** START **
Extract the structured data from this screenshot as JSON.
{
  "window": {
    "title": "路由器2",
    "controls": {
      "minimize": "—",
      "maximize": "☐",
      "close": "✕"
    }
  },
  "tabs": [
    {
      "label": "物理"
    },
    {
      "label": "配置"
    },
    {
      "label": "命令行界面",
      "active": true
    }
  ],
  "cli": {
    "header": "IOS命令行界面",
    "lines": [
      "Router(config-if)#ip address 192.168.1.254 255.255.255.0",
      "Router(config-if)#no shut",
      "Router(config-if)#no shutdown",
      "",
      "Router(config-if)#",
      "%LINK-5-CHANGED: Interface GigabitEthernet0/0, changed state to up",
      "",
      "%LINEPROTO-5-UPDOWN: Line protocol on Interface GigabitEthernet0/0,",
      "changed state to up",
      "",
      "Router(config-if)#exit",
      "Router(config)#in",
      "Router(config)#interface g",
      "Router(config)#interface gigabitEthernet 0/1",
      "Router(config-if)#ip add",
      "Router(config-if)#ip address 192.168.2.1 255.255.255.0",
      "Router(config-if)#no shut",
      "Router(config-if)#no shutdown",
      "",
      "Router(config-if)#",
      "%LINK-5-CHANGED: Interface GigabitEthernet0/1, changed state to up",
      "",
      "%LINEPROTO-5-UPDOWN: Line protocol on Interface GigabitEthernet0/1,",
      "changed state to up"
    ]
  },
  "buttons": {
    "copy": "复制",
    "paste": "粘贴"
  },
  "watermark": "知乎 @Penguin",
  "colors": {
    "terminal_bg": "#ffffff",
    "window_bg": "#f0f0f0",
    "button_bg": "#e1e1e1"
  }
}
** END **
| Your objective |
Scan the material above. Copy each line where "UPDOWN" occurs.

| Result for this exercise |
      "%LINEPROTO-5-UPDOWN: Line protocol on Interface GigabitEthernet0/0,",
      "%LINEPROTO-5-UPDOWN: Line protocol on Interface GigabitEthernet0/1,",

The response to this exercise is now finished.